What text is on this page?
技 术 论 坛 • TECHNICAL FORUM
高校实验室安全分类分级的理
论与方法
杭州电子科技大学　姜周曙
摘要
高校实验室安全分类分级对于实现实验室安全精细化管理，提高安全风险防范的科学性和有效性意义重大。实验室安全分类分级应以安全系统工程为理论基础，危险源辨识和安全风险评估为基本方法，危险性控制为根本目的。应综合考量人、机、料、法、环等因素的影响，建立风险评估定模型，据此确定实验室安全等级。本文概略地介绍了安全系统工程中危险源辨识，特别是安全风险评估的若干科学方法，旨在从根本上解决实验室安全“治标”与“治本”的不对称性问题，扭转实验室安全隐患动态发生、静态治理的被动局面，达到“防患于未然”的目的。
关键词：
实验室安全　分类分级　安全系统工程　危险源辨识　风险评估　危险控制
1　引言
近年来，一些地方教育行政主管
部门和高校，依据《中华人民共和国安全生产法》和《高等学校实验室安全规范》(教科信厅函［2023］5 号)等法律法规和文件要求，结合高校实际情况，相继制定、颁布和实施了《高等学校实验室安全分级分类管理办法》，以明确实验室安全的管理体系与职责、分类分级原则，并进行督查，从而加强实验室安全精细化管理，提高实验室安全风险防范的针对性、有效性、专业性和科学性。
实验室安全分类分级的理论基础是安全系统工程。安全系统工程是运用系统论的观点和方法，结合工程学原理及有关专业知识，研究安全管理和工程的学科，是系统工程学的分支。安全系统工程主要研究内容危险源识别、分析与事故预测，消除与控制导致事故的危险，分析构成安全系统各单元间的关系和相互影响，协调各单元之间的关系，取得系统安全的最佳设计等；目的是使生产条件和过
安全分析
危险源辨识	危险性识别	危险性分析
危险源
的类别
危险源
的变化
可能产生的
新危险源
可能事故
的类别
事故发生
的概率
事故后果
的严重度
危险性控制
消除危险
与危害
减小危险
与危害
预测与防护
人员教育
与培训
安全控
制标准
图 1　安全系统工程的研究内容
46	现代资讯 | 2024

● **Requirement**
Your task is to transcribe the listing above in full, exactly as given.

● **Exercise answer**
What text is on this page?
技 术 论 坛 • TECHNICAL FORUM
高校实验室安全分类分级的理
论与方法
杭州电子科技大学　姜周曙
摘要
高校实验室安全分类分级对于实现实验室安全精细化管理，提高安全风险防范的科学性和有效性意义重大。实验室安全分类分级应以安全系统工程为理论基础，危险源辨识和安全风险评估为基本方法，危险性控制为根本目的。应综合考量人、机、料、法、环等因素的影响，建立风险评估定模型，据此确定实验室安全等级。本文概略地介绍了安全系统工程中危险源辨识，特别是安全风险评估的若干科学方法，旨在从根本上解决实验室安全“治标”与“治本”的不对称性问题，扭转实验室安全隐患动态发生、静态治理的被动局面，达到“防患于未然”的目的。
关键词：
实验室安全　分类分级　安全系统工程　危险源辨识　风险评估　危险控制
1　引言
近年来，一些地方教育行政主管
部门和高校，依据《中华人民共和国安全生产法》和《高等学校实验室安全规范》(教科信厅函［2023］5 号)等法律法规和文件要求，结合高校实际情况，相继制定、颁布和实施了《高等学校实验室安全分级分类管理办法》，以明确实验室安全的管理体系与职责、分类分级原则，并进行督查，从而加强实验室安全精细化管理，提高实验室安全风险防范的针对性、有效性、专业性和科学性。
实验室安全分类分级的理论基础是安全系统工程。安全系统工程是运用系统论的观点和方法，结合工程学原理及有关专业知识，研究安全管理和工程的学科，是系统工程学的分支。安全系统工程主要研究内容危险源识别、分析与事故预测，消除与控制导致事故的危险，分析构成安全系统各单元间的关系和相互影响，协调各单元之间的关系，取得系统安全的最佳设计等；目的是使生产条件和过
安全分析
危险源辨识	危险性识别	危险性分析
危险源
的类别
危险源
的变化
可能产生的
新危险源
可能事故
的类别
事故发生
的概率
事故后果
的严重度
危险性控制
消除危险
与危害
减小危险
与危害
预测与防护
人员教育
与培训
安全控
制标准
图 1　安全系统工程的研究内容
46	现代资讯 | 2024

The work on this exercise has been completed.